Instructions for the task: Please retype the data in full and exactly; the pictures are not part of the copy.

########################################

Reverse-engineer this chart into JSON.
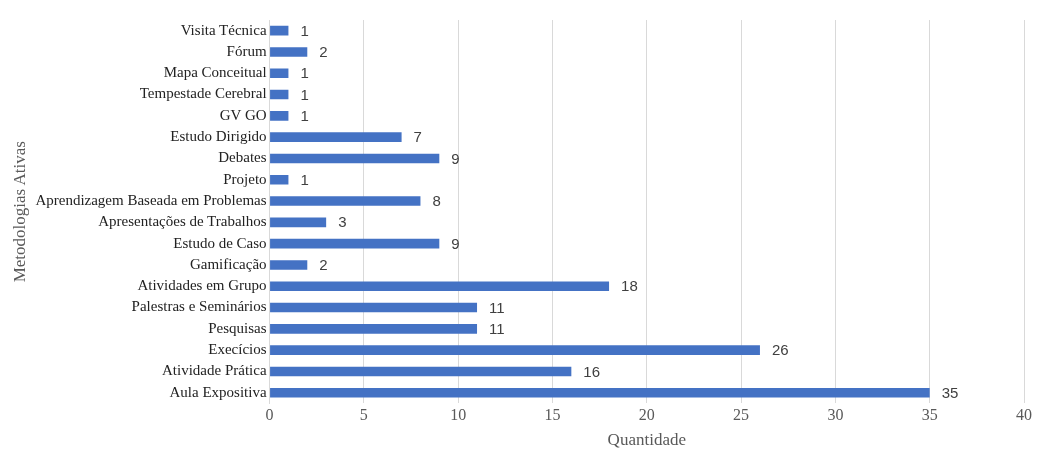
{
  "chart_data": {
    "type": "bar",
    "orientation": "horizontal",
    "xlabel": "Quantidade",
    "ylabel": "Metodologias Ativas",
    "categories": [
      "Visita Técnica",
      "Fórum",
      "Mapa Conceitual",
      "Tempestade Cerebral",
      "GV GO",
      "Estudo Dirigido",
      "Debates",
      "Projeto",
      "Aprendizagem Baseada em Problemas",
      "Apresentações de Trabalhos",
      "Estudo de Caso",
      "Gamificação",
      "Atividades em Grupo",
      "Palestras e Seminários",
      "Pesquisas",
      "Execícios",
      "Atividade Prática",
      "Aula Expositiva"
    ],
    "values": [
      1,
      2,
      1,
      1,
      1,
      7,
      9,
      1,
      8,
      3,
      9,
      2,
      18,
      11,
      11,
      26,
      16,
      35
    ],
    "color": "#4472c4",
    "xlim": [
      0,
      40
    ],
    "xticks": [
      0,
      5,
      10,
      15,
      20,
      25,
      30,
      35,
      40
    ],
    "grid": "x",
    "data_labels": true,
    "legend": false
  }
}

########################################

Complete output:
Reverse-engineer this chart into JSON.
{
  "chart_data": {
    "type": "bar",
    "orientation": "horizontal",
    "xlabel": "Quantidade",
    "ylabel": "Metodologias Ativas",
    "categories": [
      "Visita Técnica",
      "Fórum",
      "Mapa Conceitual",
      "Tempestade Cerebral",
      "GV GO",
      "Estudo Dirigido",
      "Debates",
      "Projeto",
      "Aprendizagem Baseada em Problemas",
      "Apresentações de Trabalhos",
      "Estudo de Caso",
      "Gamificação",
      "Atividades em Grupo",
      "Palestras e Seminários",
      "Pesquisas",
      "Execícios",
      "Atividade Prática",
      "Aula Expositiva"
    ],
    "values": [
      1,
      2,
      1,
      1,
      1,
      7,
      9,
      1,
      8,
      3,
      9,
      2,
      18,
      11,
      11,
      26,
      16,
      35
    ],
    "color": "#4472c4",
    "xlim": [
      0,
      40
    ],
    "xticks": [
      0,
      5,
      10,
      15,
      20,
      25,
      30,
      35,
      40
    ],
    "grid": "x",
    "data_labels": true,
    "legend": false
  }
}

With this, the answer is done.